Exercise goal: Copy the material that follows word for word and omit its pictures.

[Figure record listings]
....................
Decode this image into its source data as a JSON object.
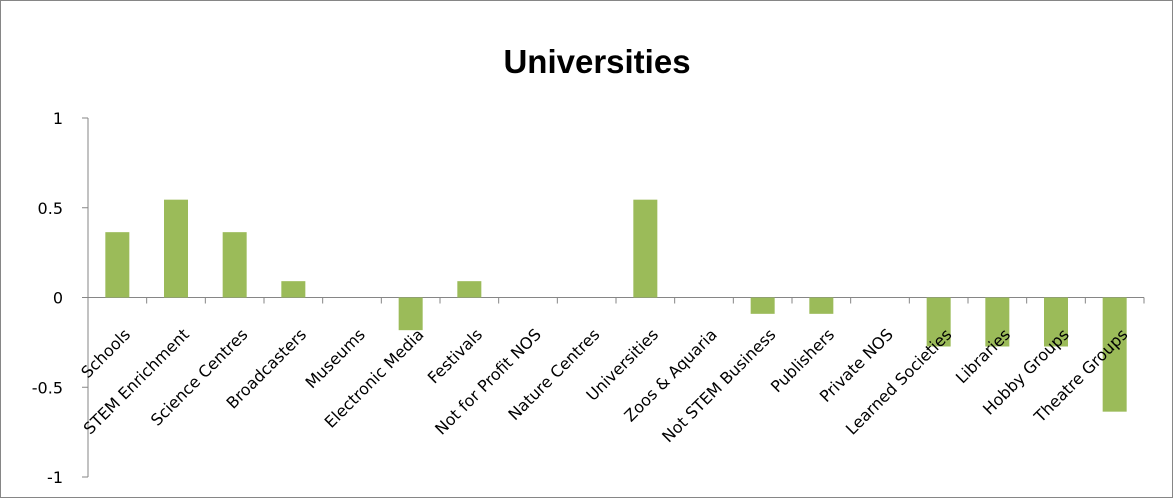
{
  "chart_data": {
    "type": "bar",
    "title": "Universities",
    "xlabel": "",
    "ylabel": "",
    "ylim": [
      -1,
      1
    ],
    "yticks": [
      1,
      0.5,
      0,
      -0.5,
      -1
    ],
    "ytick_labels": [
      "1",
      "0.5",
      "0",
      "-0.5",
      "-1"
    ],
    "grid": false,
    "legend": "none",
    "bar_color": "#9BBB59",
    "categories": [
      "Schools",
      "STEM Enrichment",
      "Science Centres",
      "Broadcasters",
      "Museums",
      "Electronic Media",
      "Festivals",
      "Not for Profit NOS",
      "Nature Centres",
      "Universities",
      "Zoos & Aquaria",
      "Not STEM Business",
      "Publishers",
      "Private NOS",
      "Learned Societies",
      "Libraries",
      "Hobby Groups",
      "Theatre Groups"
    ],
    "values": [
      0.364,
      0.545,
      0.364,
      0.091,
      0,
      -0.182,
      0.091,
      0,
      0,
      0.545,
      0,
      -0.091,
      -0.091,
      0,
      -0.273,
      -0.273,
      -0.273,
      -0.636
    ]
  }
}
....................
Result of this exercise:
Decode this image into its source data as a JSON object.
{
  "chart_data": {
    "type": "bar",
    "title": "Universities",
    "xlabel": "",
    "ylabel": "",
    "ylim": [
      -1,
      1
    ],
    "yticks": [
      1,
      0.5,
      0,
      -0.5,
      -1
    ],
    "ytick_labels": [
      "1",
      "0.5",
      "0",
      "-0.5",
      "-1"
    ],
    "grid": false,
    "legend": "none",
    "bar_color": "#9BBB59",
    "categories": [
      "Schools",
      "STEM Enrichment",
      "Science Centres",
      "Broadcasters",
      "Museums",
      "Electronic Media",
      "Festivals",
      "Not for Profit NOS",
      "Nature Centres",
      "Universities",
      "Zoos & Aquaria",
      "Not STEM Business",
      "Publishers",
      "Private NOS",
      "Learned Societies",
      "Libraries",
      "Hobby Groups",
      "Theatre Groups"
    ],
    "values": [
      0.364,
      0.545,
      0.364,
      0.091,
      0,
      -0.182,
      0.091,
      0,
      0,
      0.545,
      0,
      -0.091,
      -0.091,
      0,
      -0.273,
      -0.273,
      -0.273,
      -0.636
    ]
  }
}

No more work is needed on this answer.